[Items from a data source]
--- BEGIN ---
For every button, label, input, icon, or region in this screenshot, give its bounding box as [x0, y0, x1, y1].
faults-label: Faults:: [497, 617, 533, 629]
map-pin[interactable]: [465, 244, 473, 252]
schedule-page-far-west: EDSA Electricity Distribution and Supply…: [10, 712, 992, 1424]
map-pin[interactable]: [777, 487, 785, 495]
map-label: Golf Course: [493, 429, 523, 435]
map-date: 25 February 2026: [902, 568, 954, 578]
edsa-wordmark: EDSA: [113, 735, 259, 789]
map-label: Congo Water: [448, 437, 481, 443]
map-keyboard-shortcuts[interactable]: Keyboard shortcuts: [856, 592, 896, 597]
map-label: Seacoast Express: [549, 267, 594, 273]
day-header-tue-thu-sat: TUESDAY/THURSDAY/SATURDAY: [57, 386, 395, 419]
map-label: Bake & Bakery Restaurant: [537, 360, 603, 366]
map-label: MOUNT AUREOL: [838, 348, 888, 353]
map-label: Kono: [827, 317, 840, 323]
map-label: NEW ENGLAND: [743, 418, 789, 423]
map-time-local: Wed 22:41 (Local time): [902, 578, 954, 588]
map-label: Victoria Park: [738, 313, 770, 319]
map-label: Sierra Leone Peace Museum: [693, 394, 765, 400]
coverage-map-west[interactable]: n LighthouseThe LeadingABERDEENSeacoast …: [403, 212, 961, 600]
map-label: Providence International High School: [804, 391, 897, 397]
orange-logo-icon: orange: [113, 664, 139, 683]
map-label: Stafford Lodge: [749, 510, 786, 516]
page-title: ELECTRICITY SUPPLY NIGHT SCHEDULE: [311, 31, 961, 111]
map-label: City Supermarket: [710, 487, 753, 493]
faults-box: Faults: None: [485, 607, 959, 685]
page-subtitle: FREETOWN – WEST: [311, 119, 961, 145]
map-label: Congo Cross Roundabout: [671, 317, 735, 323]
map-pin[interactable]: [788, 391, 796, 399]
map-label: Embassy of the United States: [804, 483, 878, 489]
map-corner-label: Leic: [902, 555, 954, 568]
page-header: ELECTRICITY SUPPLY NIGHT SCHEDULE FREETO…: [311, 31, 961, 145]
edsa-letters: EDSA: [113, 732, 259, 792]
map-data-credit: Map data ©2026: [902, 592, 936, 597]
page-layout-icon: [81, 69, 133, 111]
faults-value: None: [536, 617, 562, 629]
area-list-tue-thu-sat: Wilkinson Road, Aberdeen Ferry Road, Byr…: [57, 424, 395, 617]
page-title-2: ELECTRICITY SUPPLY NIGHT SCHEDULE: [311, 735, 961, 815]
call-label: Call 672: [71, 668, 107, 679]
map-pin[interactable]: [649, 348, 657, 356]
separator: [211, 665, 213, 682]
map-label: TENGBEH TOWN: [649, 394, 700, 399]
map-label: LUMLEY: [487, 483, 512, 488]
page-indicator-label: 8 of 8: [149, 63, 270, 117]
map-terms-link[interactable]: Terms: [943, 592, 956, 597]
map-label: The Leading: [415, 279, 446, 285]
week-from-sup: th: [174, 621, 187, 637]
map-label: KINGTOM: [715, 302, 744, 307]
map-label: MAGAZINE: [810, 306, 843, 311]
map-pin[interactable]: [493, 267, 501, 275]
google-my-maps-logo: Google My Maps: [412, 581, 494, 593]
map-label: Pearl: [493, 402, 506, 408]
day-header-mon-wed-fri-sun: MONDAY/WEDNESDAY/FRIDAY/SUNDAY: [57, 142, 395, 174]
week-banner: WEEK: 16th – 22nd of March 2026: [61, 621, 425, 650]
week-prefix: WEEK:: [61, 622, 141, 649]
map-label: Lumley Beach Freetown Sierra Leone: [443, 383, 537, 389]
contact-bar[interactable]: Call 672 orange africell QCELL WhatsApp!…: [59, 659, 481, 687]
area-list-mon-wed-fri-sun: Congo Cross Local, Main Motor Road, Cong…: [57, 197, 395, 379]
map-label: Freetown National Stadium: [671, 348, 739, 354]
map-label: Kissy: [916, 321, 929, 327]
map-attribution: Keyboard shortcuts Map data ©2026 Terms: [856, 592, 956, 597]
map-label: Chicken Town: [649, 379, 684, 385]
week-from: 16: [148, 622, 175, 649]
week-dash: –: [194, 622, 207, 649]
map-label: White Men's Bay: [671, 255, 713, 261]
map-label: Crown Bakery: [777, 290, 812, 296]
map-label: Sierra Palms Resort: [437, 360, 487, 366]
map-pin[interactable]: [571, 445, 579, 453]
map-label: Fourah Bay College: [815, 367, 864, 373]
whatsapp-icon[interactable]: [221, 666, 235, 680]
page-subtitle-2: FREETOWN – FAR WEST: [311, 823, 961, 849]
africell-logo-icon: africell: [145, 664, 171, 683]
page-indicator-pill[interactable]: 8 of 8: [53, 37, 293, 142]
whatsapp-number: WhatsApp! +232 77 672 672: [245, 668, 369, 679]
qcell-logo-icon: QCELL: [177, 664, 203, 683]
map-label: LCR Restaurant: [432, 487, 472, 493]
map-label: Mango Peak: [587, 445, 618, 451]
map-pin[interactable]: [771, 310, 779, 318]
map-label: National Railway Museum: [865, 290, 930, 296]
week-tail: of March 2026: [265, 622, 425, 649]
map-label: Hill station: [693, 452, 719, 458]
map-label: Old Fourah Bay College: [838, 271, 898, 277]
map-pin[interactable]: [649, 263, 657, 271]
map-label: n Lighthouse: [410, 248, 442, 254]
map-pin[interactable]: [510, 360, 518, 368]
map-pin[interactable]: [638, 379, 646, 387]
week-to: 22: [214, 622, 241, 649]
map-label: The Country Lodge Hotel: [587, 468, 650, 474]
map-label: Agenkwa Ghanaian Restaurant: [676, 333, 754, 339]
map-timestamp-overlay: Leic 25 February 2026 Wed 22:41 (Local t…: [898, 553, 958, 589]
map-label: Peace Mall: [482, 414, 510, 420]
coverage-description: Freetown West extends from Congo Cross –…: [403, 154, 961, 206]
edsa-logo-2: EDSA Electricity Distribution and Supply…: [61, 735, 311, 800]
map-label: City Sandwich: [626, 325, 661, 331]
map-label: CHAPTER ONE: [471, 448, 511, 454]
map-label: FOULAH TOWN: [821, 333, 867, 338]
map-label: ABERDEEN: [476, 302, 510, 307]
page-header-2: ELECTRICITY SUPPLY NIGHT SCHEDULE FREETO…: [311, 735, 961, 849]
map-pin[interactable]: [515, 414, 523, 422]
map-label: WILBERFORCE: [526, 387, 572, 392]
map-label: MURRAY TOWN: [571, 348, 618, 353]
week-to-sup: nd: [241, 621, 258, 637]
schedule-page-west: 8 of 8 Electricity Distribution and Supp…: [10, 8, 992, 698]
--- END ---
> **Short problem**:
Copy every line of the data above with no changes.

> **Task response**:
For every button, label, input, icon, or region in this screenshot, give its bounding box as [x0, y0, x1, y1].
faults-label: Faults:: [497, 617, 533, 629]
map-pin[interactable]: [465, 244, 473, 252]
schedule-page-far-west: EDSA Electricity Distribution and Supply…: [10, 712, 992, 1424]
map-pin[interactable]: [777, 487, 785, 495]
map-label: Golf Course: [493, 429, 523, 435]
map-date: 25 February 2026: [902, 568, 954, 578]
edsa-wordmark: EDSA: [113, 735, 259, 789]
map-label: Congo Water: [448, 437, 481, 443]
map-keyboard-shortcuts[interactable]: Keyboard shortcuts: [856, 592, 896, 597]
map-label: Seacoast Express: [549, 267, 594, 273]
day-header-tue-thu-sat: TUESDAY/THURSDAY/SATURDAY: [57, 386, 395, 419]
map-label: Bake & Bakery Restaurant: [537, 360, 603, 366]
map-label: MOUNT AUREOL: [838, 348, 888, 353]
map-label: Kono: [827, 317, 840, 323]
map-label: NEW ENGLAND: [743, 418, 789, 423]
map-time-local: Wed 22:41 (Local time): [902, 578, 954, 588]
map-label: Victoria Park: [738, 313, 770, 319]
map-label: Sierra Leone Peace Museum: [693, 394, 765, 400]
coverage-map-west[interactable]: n LighthouseThe LeadingABERDEENSeacoast …: [403, 212, 961, 600]
map-label: Providence International High School: [804, 391, 897, 397]
orange-logo-icon: orange: [113, 664, 139, 683]
map-label: Stafford Lodge: [749, 510, 786, 516]
page-title: ELECTRICITY SUPPLY NIGHT SCHEDULE: [311, 31, 961, 111]
map-label: City Supermarket: [710, 487, 753, 493]
faults-box: Faults: None: [485, 607, 959, 685]
page-subtitle: FREETOWN – WEST: [311, 119, 961, 145]
map-label: Congo Cross Roundabout: [671, 317, 735, 323]
map-pin[interactable]: [788, 391, 796, 399]
map-label: Embassy of the United States: [804, 483, 878, 489]
map-corner-label: Leic: [902, 555, 954, 568]
page-header: ELECTRICITY SUPPLY NIGHT SCHEDULE FREETO…: [311, 31, 961, 145]
edsa-letters: EDSA: [113, 732, 259, 792]
map-data-credit: Map data ©2026: [902, 592, 936, 597]
page-layout-icon: [81, 69, 133, 111]
faults-value: None: [536, 617, 562, 629]
area-list-tue-thu-sat: Wilkinson Road, Aberdeen Ferry Road, Byr…: [57, 424, 395, 617]
page-title-2: ELECTRICITY SUPPLY NIGHT SCHEDULE: [311, 735, 961, 815]
call-label: Call 672: [71, 668, 107, 679]
map-pin[interactable]: [649, 348, 657, 356]
separator: [211, 665, 213, 682]
map-label: TENGBEH TOWN: [649, 394, 700, 399]
map-label: LUMLEY: [487, 483, 512, 488]
page-indicator-label: 8 of 8: [149, 63, 270, 117]
map-terms-link[interactable]: Terms: [943, 592, 956, 597]
map-label: The Leading: [415, 279, 446, 285]
week-from-sup: th: [174, 621, 187, 637]
map-label: KINGTOM: [715, 302, 744, 307]
map-label: MAGAZINE: [810, 306, 843, 311]
map-pin[interactable]: [493, 267, 501, 275]
google-my-maps-logo: Google My Maps: [412, 581, 494, 593]
map-label: Pearl: [493, 402, 506, 408]
day-header-mon-wed-fri-sun: MONDAY/WEDNESDAY/FRIDAY/SUNDAY: [57, 142, 395, 174]
week-banner: WEEK: 16th – 22nd of March 2026: [61, 621, 425, 650]
week-prefix: WEEK:: [61, 622, 141, 649]
map-label: Lumley Beach Freetown Sierra Leone: [443, 383, 537, 389]
contact-bar[interactable]: Call 672 orange africell QCELL WhatsApp!…: [59, 659, 481, 687]
area-list-mon-wed-fri-sun: Congo Cross Local, Main Motor Road, Cong…: [57, 197, 395, 379]
map-label: Freetown National Stadium: [671, 348, 739, 354]
map-label: Kissy: [916, 321, 929, 327]
map-attribution: Keyboard shortcuts Map data ©2026 Terms: [856, 592, 956, 597]
map-label: Chicken Town: [649, 379, 684, 385]
week-from: 16: [148, 622, 175, 649]
week-dash: –: [194, 622, 207, 649]
map-label: White Men's Bay: [671, 255, 713, 261]
map-label: Crown Bakery: [777, 290, 812, 296]
map-label: Sierra Palms Resort: [437, 360, 487, 366]
map-pin[interactable]: [571, 445, 579, 453]
map-label: Fourah Bay College: [815, 367, 864, 373]
whatsapp-icon[interactable]: [221, 666, 235, 680]
page-subtitle-2: FREETOWN – FAR WEST: [311, 823, 961, 849]
africell-logo-icon: africell: [145, 664, 171, 683]
page-indicator-pill[interactable]: 8 of 8: [53, 37, 293, 142]
whatsapp-number: WhatsApp! +232 77 672 672: [245, 668, 369, 679]
qcell-logo-icon: QCELL: [177, 664, 203, 683]
map-label: LCR Restaurant: [432, 487, 472, 493]
map-label: Mango Peak: [587, 445, 618, 451]
map-pin[interactable]: [771, 310, 779, 318]
map-label: National Railway Museum: [865, 290, 930, 296]
week-tail: of March 2026: [265, 622, 425, 649]
map-label: Hill station: [693, 452, 719, 458]
map-label: Old Fourah Bay College: [838, 271, 898, 277]
map-pin[interactable]: [649, 263, 657, 271]
map-label: n Lighthouse: [410, 248, 442, 254]
map-pin[interactable]: [510, 360, 518, 368]
map-pin[interactable]: [638, 379, 646, 387]
week-to: 22: [214, 622, 241, 649]
map-label: The Country Lodge Hotel: [587, 468, 650, 474]
map-label: Agenkwa Ghanaian Restaurant: [676, 333, 754, 339]
map-timestamp-overlay: Leic 25 February 2026 Wed 22:41 (Local t…: [898, 553, 958, 589]
map-label: Peace Mall: [482, 414, 510, 420]
coverage-description: Freetown West extends from Congo Cross –…: [403, 154, 961, 206]
edsa-logo-2: EDSA Electricity Distribution and Supply…: [61, 735, 311, 800]
map-label: City Sandwich: [626, 325, 661, 331]
map-label: CHAPTER ONE: [471, 448, 511, 454]
map-label: FOULAH TOWN: [821, 333, 867, 338]
map-label: ABERDEEN: [476, 302, 510, 307]
page-header-2: ELECTRICITY SUPPLY NIGHT SCHEDULE FREETO…: [311, 735, 961, 849]
map-pin[interactable]: [515, 414, 523, 422]
map-label: WILBERFORCE: [526, 387, 572, 392]
map-label: MURRAY TOWN: [571, 348, 618, 353]
week-to-sup: nd: [241, 621, 258, 637]
schedule-page-west: 8 of 8 Electricity Distribution and Supp…: [10, 8, 992, 698]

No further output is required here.